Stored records

┌──

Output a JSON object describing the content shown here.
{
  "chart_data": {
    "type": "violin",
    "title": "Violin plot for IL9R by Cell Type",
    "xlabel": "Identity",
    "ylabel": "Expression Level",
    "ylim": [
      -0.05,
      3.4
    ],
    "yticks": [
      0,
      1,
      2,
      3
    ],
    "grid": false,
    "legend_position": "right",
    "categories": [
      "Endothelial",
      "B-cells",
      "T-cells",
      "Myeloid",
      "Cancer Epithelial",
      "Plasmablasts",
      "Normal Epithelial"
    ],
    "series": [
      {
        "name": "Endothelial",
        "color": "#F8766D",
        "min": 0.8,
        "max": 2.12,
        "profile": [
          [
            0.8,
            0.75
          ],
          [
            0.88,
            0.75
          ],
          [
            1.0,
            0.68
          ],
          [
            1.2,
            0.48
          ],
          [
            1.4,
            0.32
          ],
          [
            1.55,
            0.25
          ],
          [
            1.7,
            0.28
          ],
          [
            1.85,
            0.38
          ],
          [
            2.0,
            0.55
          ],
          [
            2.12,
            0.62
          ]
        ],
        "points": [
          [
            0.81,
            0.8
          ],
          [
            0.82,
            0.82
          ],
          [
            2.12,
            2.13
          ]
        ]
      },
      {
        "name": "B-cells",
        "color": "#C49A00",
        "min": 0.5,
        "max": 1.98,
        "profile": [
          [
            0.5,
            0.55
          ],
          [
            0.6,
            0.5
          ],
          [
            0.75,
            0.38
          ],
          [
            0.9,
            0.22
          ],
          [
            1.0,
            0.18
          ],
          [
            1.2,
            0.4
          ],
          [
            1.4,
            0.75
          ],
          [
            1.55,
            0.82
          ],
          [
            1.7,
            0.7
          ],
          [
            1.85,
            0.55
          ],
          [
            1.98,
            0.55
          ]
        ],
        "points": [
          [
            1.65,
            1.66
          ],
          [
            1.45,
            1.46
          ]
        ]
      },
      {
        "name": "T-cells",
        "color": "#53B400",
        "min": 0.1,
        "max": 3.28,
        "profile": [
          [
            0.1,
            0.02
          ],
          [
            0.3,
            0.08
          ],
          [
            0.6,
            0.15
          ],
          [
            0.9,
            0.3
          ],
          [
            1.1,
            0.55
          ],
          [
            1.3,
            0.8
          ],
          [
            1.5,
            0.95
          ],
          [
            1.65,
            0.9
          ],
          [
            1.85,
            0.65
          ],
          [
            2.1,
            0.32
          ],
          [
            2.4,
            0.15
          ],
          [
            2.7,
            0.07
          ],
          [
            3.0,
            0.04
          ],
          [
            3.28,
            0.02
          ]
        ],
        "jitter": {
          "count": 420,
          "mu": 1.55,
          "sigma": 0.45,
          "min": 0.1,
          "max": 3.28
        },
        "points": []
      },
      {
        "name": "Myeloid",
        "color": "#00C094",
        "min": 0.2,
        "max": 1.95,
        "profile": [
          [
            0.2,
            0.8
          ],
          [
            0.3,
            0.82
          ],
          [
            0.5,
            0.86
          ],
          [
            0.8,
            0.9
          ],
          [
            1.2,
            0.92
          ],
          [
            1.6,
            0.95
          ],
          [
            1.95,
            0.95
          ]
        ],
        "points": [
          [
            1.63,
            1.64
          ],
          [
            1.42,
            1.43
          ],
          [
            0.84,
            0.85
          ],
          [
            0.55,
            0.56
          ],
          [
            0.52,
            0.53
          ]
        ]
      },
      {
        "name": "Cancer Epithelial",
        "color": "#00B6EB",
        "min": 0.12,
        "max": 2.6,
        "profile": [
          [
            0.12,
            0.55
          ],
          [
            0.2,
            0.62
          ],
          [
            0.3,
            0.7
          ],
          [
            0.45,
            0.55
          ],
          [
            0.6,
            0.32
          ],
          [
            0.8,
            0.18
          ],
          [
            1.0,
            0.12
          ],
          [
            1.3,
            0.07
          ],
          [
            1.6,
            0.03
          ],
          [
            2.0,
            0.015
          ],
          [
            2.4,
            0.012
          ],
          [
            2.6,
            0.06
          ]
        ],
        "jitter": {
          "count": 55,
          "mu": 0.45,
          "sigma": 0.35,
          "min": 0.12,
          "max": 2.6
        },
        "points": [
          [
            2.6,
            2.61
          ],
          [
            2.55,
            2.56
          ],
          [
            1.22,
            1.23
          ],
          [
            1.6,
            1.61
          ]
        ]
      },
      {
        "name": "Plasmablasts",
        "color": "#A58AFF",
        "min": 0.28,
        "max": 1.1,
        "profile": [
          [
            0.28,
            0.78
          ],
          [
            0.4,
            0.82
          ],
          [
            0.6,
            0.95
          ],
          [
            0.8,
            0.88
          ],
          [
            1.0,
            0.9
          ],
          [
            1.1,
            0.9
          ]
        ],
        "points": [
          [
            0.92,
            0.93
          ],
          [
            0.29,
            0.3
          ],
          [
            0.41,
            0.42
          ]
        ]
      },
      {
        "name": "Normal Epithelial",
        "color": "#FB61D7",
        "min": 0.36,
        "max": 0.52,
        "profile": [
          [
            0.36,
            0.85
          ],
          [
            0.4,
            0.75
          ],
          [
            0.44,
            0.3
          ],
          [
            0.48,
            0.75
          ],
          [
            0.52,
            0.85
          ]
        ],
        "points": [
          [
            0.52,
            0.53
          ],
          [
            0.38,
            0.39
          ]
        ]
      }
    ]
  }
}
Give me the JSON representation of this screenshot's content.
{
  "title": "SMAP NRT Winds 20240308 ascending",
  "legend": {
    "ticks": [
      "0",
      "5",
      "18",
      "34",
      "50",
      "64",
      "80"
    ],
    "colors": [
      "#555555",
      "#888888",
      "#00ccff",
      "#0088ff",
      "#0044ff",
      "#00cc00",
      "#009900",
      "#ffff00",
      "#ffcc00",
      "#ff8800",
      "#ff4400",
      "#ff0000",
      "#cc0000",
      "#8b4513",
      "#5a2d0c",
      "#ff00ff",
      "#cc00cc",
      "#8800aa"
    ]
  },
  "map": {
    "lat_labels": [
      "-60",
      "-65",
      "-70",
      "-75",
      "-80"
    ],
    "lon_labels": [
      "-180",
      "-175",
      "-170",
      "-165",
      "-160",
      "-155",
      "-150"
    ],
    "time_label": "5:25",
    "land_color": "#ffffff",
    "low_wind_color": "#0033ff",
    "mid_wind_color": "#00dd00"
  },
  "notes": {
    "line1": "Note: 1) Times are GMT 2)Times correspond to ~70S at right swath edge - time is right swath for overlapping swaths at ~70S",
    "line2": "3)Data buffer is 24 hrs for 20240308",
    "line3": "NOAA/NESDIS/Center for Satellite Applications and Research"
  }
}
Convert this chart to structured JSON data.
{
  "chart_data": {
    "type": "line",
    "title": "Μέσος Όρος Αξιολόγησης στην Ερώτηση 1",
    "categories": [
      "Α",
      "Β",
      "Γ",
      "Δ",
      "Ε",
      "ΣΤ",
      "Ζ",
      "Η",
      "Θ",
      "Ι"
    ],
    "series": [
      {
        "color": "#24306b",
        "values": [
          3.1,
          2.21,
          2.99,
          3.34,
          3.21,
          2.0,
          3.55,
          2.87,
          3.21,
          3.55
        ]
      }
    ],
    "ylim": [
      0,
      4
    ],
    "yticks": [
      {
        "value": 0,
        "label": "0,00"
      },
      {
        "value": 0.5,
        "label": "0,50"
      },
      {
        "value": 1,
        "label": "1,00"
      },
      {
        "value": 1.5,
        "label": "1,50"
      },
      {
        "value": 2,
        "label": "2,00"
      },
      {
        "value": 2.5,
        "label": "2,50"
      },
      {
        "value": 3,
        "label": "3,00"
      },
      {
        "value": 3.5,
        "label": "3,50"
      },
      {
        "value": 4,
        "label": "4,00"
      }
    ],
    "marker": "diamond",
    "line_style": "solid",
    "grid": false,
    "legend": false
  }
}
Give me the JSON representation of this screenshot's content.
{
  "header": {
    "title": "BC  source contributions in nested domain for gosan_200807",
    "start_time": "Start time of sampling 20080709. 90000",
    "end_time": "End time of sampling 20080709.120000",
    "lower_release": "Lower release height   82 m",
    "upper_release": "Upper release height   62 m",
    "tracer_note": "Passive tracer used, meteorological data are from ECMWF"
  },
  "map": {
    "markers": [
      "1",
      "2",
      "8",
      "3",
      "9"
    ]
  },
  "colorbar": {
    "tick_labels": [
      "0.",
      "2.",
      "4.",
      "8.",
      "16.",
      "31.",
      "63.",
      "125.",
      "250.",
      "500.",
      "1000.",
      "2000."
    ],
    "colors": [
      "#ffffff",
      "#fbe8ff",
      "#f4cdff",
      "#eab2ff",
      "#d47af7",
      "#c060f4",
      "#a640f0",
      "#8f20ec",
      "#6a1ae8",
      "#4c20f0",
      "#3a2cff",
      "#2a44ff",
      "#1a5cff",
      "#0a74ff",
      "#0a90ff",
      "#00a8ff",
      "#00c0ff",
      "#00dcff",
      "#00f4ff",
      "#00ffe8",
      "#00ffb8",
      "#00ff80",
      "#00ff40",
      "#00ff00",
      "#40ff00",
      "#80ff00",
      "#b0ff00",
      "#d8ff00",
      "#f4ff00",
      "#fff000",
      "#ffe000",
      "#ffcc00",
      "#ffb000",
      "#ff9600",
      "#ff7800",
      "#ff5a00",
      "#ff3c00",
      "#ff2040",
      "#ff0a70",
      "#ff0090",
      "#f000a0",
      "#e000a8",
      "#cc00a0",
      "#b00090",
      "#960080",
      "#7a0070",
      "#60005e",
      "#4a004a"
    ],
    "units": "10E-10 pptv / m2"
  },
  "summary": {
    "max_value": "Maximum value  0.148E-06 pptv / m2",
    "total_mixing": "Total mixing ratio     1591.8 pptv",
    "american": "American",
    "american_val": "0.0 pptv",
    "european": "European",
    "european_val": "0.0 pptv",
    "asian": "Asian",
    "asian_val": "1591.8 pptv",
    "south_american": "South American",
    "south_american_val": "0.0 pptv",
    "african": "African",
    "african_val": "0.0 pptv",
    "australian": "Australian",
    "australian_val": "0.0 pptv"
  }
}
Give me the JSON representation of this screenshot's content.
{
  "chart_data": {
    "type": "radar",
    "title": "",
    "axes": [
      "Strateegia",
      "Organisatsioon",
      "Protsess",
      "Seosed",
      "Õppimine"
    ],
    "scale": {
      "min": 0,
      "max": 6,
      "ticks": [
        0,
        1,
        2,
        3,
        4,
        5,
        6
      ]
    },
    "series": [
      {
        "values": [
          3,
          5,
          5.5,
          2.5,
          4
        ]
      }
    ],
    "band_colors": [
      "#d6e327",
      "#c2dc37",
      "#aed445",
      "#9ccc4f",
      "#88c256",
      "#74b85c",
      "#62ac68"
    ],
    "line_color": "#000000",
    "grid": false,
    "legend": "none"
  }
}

└──

Given task » Report the number of lines in the entries above that include the string "sampling". Give nothing but the number.

Result below » 2